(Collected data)

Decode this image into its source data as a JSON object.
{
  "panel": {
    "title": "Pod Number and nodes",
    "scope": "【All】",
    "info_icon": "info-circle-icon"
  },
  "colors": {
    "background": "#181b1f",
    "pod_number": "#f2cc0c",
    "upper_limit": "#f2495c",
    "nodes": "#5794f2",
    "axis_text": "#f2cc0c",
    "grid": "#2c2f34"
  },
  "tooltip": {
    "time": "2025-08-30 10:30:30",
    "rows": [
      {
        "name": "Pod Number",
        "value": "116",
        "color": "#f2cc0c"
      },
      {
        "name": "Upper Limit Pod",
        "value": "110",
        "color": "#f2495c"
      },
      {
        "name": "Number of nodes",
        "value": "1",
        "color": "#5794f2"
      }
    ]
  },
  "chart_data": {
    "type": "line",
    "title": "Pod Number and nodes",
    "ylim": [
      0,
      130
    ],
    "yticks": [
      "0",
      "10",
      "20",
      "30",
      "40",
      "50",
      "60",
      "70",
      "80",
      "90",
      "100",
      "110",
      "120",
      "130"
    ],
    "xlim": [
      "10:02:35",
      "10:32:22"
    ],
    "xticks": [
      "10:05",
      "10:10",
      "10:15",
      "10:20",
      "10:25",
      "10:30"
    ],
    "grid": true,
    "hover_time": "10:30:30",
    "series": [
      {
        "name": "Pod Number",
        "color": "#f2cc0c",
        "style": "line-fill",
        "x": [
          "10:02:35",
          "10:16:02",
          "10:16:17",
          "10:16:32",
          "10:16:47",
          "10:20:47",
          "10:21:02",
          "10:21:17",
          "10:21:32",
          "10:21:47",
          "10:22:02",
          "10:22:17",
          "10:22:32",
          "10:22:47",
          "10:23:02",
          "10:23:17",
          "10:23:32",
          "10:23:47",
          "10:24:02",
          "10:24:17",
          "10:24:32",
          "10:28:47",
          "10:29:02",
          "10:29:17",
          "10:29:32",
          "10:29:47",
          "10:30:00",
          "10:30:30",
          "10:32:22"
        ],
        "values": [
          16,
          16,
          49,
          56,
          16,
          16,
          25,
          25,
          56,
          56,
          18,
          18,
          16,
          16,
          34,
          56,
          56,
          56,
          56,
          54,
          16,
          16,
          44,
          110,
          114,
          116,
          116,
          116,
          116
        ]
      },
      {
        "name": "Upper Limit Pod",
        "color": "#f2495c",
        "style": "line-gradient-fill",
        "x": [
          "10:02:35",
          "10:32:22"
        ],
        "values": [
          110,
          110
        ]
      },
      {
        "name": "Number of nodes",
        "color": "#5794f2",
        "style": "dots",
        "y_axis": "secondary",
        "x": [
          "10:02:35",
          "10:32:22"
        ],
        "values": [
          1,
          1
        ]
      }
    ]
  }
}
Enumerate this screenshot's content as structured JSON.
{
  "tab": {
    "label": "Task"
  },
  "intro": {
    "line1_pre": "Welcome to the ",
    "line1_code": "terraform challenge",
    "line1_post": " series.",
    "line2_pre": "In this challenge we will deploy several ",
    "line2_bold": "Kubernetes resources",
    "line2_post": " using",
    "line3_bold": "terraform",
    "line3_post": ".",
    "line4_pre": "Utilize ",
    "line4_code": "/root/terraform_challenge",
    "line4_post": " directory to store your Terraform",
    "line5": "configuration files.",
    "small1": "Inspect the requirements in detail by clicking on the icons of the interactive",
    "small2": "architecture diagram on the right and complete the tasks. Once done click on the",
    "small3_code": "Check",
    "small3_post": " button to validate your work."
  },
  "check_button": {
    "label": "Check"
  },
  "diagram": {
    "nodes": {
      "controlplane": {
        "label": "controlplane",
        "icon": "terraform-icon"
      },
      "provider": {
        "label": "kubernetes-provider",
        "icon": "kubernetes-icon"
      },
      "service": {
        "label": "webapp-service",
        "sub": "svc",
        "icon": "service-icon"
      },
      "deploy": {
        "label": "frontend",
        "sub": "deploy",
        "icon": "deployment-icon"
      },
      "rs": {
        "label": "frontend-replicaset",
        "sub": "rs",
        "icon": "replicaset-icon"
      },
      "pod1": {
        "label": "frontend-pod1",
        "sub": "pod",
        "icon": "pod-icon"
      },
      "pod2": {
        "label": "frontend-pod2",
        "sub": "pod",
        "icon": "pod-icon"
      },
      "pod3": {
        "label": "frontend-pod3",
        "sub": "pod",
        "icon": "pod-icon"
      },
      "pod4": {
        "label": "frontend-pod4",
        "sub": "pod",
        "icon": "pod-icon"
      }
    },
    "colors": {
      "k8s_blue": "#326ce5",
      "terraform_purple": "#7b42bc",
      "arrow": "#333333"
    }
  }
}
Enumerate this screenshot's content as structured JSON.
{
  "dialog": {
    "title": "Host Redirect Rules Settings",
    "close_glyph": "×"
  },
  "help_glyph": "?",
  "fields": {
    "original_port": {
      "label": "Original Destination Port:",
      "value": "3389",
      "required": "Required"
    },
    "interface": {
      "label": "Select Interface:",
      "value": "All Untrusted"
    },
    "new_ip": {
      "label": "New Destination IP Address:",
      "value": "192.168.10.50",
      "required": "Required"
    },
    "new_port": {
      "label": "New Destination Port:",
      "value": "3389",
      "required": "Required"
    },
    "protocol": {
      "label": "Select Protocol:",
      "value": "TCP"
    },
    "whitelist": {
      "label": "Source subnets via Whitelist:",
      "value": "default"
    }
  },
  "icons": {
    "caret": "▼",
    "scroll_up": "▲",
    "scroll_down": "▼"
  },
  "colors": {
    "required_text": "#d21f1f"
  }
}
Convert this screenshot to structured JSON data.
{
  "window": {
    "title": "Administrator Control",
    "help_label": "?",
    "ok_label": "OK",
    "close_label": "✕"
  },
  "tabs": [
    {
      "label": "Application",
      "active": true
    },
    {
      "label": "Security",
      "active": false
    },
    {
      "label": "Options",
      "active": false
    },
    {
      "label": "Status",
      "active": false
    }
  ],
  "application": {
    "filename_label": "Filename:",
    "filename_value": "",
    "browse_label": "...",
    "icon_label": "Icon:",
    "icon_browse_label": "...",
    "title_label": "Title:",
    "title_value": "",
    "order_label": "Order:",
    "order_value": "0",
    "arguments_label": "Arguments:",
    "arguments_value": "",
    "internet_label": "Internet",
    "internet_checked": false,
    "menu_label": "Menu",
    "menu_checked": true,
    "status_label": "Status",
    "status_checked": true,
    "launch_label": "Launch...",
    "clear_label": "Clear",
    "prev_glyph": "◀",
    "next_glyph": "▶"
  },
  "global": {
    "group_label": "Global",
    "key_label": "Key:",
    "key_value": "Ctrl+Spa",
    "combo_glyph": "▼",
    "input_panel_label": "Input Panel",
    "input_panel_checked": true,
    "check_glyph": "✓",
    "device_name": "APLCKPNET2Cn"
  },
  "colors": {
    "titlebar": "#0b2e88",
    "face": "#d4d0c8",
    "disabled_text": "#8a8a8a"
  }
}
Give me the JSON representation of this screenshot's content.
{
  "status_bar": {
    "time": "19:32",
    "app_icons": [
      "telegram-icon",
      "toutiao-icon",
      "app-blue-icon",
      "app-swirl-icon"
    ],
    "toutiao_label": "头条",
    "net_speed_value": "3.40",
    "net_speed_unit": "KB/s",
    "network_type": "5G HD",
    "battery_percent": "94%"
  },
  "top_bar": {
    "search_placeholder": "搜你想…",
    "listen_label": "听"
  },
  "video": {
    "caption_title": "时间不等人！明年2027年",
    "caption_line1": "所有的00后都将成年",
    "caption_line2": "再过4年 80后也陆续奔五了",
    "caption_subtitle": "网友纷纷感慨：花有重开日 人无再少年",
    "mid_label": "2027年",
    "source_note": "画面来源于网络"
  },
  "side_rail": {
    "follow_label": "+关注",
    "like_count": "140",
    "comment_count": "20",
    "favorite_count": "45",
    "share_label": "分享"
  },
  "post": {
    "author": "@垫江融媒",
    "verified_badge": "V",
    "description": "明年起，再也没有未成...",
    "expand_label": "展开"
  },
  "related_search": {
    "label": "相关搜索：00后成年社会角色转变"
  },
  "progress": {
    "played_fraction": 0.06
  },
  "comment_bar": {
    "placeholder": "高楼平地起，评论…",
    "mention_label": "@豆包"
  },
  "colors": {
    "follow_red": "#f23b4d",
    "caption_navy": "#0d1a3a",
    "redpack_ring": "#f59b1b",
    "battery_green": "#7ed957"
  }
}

- _Task brief_
Look through the listing and extract every line with "screenshot" in it.

- _Result_
Enumerate this screenshot's content as structured JSON.
Enumerate this screenshot's content as structured JSON.
Convert this screenshot to structured JSON data.
Give me the JSON representation of this screenshot's content.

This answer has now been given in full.